TASK REQUIREMENTS
Copy out all the lines exactly. Omit pictures.

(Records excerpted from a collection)
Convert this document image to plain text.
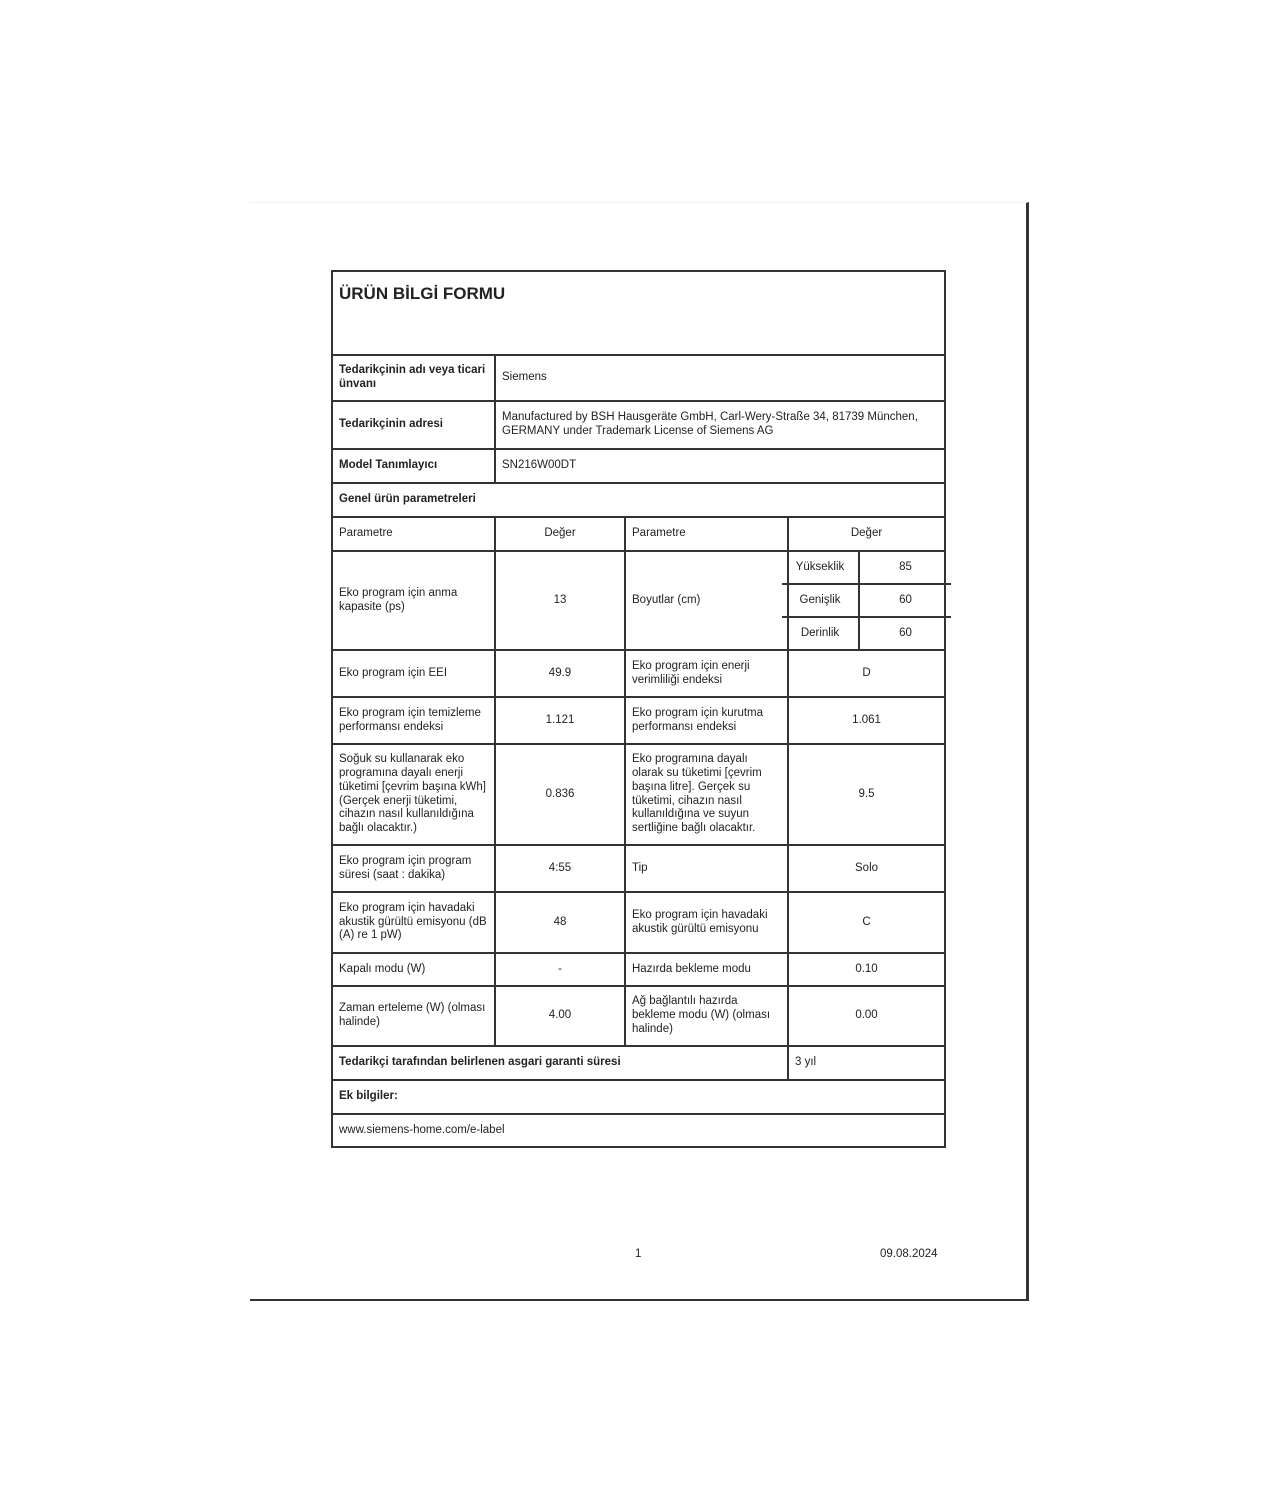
ÜRÜN BİLGİ FORMU
Tedarikçinin adı veya ticari ünvanı	Siemens
Tedarikçinin adresi	Manufactured by BSH Hausgeräte GmbH, Carl-Wery-Straße 34, 81739 München, GERMANY under Trademark License of Siemens AG
Model Tanımlayıcı	SN216W00DT
Genel ürün parametreleri
Parametre	Değer	Parametre	Değer
Eko program için anma kapasite (ps)	13	Boyutlar (cm)	
Yükseklik	85
Genişlik	60
Derinlik	60

Eko program için EEI	49.9	Eko program için enerji verimliliği endeksi	D
Eko program için temizleme performansı endeksi	1.121	Eko program için kurutma performansı endeksi	1.061
Soğuk su kullanarak eko programına dayalı enerji tüketimi [çevrim başına kWh] (Gerçek enerji tüketimi, cihazın nasıl kullanıldığına bağlı olacaktır.)	0.836	Eko programına dayalı olarak su tüketimi [çevrim başına litre]. Gerçek su tüketimi, cihazın nasıl kullanıldığına ve suyun sertliğine bağlı olacaktır.	9.5
Eko program için program süresi (saat : dakika)	4:55	Tip	Solo
Eko program için havadaki akustik gürültü emisyonu (dB (A) re 1 pW)	48	Eko program için havadaki akustik gürültü emisyonu	C
Kapalı modu (W)	-	Hazırda bekleme modu	0.10
Zaman erteleme (W) (olması halinde)	4.00	Ağ bağlantılı hazırda bekleme modu (W) (olması halinde)	0.00
Tedarikçi tarafından belirlenen asgari garanti süresi	3 yıl
Ek bilgiler:
www.siemens-home.com/e-label
1	09.08.2024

FULL ANSWER
Convert this document image to plain text.
ÜRÜN BİLGİ FORMU
Tedarikçinin adı veya ticari ünvanı	Siemens
Tedarikçinin adresi	Manufactured by BSH Hausgeräte GmbH, Carl-Wery-Straße 34, 81739 München, GERMANY under Trademark License of Siemens AG
Model Tanımlayıcı	SN216W00DT
Genel ürün parametreleri
Parametre	Değer	Parametre	Değer
Eko program için anma kapasite (ps)	13	Boyutlar (cm)	
Yükseklik	85
Genişlik	60
Derinlik	60

Eko program için EEI	49.9	Eko program için enerji verimliliği endeksi	D
Eko program için temizleme performansı endeksi	1.121	Eko program için kurutma performansı endeksi	1.061
Soğuk su kullanarak eko programına dayalı enerji tüketimi [çevrim başına kWh] (Gerçek enerji tüketimi, cihazın nasıl kullanıldığına bağlı olacaktır.)	0.836	Eko programına dayalı olarak su tüketimi [çevrim başına litre]. Gerçek su tüketimi, cihazın nasıl kullanıldığına ve suyun sertliğine bağlı olacaktır.	9.5
Eko program için program süresi (saat : dakika)	4:55	Tip	Solo
Eko program için havadaki akustik gürültü emisyonu (dB (A) re 1 pW)	48	Eko program için havadaki akustik gürültü emisyonu	C
Kapalı modu (W)	-	Hazırda bekleme modu	0.10
Zaman erteleme (W) (olması halinde)	4.00	Ağ bağlantılı hazırda bekleme modu (W) (olması halinde)	0.00
Tedarikçi tarafından belirlenen asgari garanti süresi	3 yıl
Ek bilgiler:
www.siemens-home.com/e-label
1	09.08.2024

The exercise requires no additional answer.